Do this ▸ For this exercise, repeat all of the material verbatim apart from its images.

Raw records
--- START ---

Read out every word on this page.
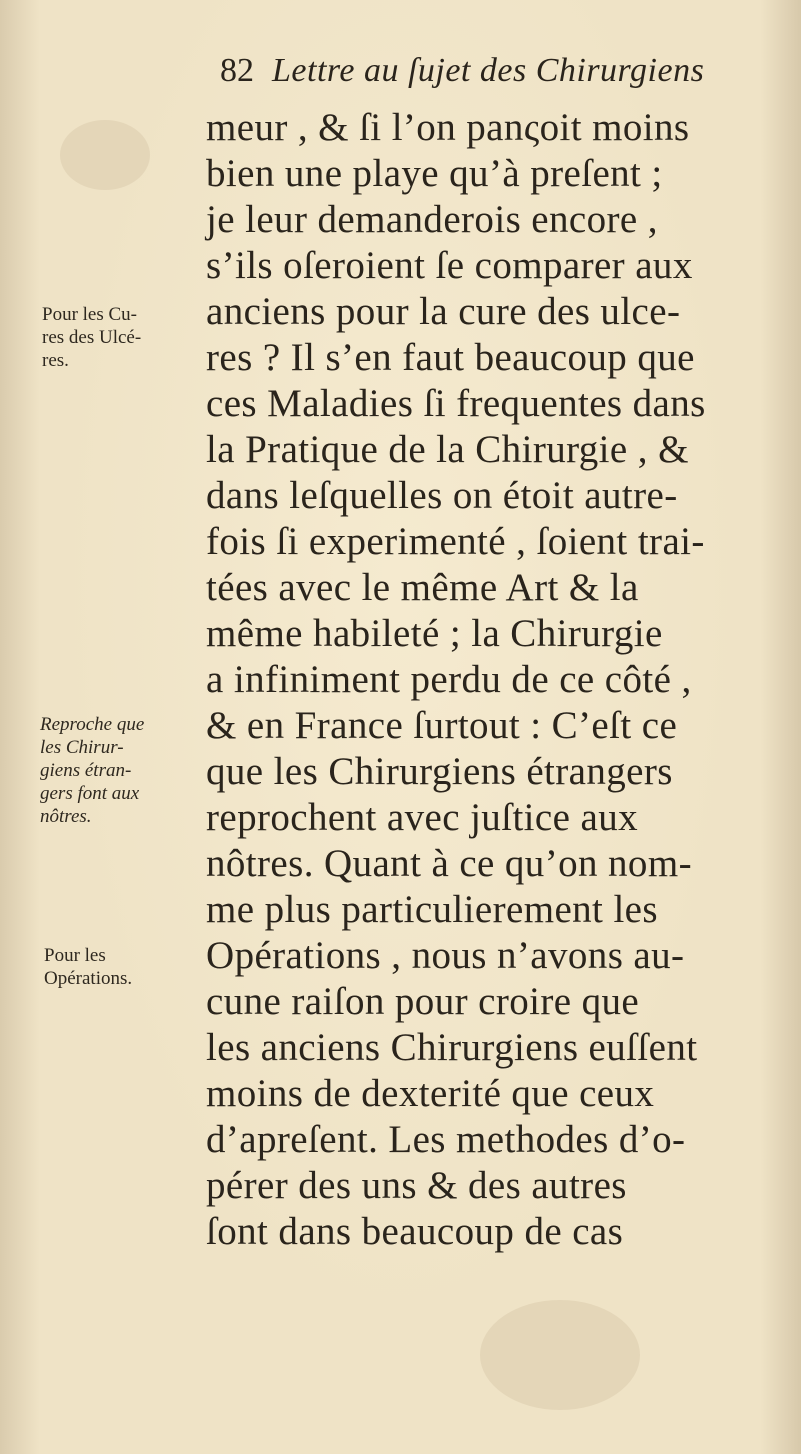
82 Lettre au ſujet des Chirurgiens
meur , & ſi l’on panςoit moins
bien une playe qu’à preſent ;
je leur demanderois encore ,
s’ils oſeroient ſe comparer aux
anciens pour la cure des ulce-
res ? Il s’en faut beaucoup que
ces Maladies ſi frequentes dans
la Pratique de la Chirurgie , &
dans leſquelles on étoit autre-
fois ſi experimenté , ſoient trai-
tées avec le même Art & la
même habileté ; la Chirurgie
a infiniment perdu de ce côté ,
& en France ſurtout : C’eſt ce
que les Chirurgiens étrangers
reprochent avec juſtice aux
nôtres. Quant à ce qu’on nom-
me plus particulierement les
Opérations , nous n’avons au-
cune raiſon pour croire que
les anciens Chirurgiens euſſent
moins de dexterité que ceux
d’apreſent. Les methodes d’o-
pérer des uns & des autres
ſont dans beaucoup de cas
Pour les Cu-
res des Ulcé-
res.
Reproche que
les Chirur-
giens étran-
gers font aux
nôtres.
Pour les
Opérations.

--- END ---

Problem solution ▸
Read out every word on this page.
82 Lettre au ſujet des Chirurgiens
meur , & ſi l’on panςoit moins
bien une playe qu’à preſent ;
je leur demanderois encore ,
s’ils oſeroient ſe comparer aux
anciens pour la cure des ulce-
res ? Il s’en faut beaucoup que
ces Maladies ſi frequentes dans
la Pratique de la Chirurgie , &
dans leſquelles on étoit autre-
fois ſi experimenté , ſoient trai-
tées avec le même Art & la
même habileté ; la Chirurgie
a infiniment perdu de ce côté ,
& en France ſurtout : C’eſt ce
que les Chirurgiens étrangers
reprochent avec juſtice aux
nôtres. Quant à ce qu’on nom-
me plus particulierement les
Opérations , nous n’avons au-
cune raiſon pour croire que
les anciens Chirurgiens euſſent
moins de dexterité que ceux
d’apreſent. Les methodes d’o-
pérer des uns & des autres
ſont dans beaucoup de cas
Pour les Cu-
res des Ulcé-
res.
Reproche que
les Chirur-
giens étran-
gers font aux
nôtres.
Pour les
Opérations.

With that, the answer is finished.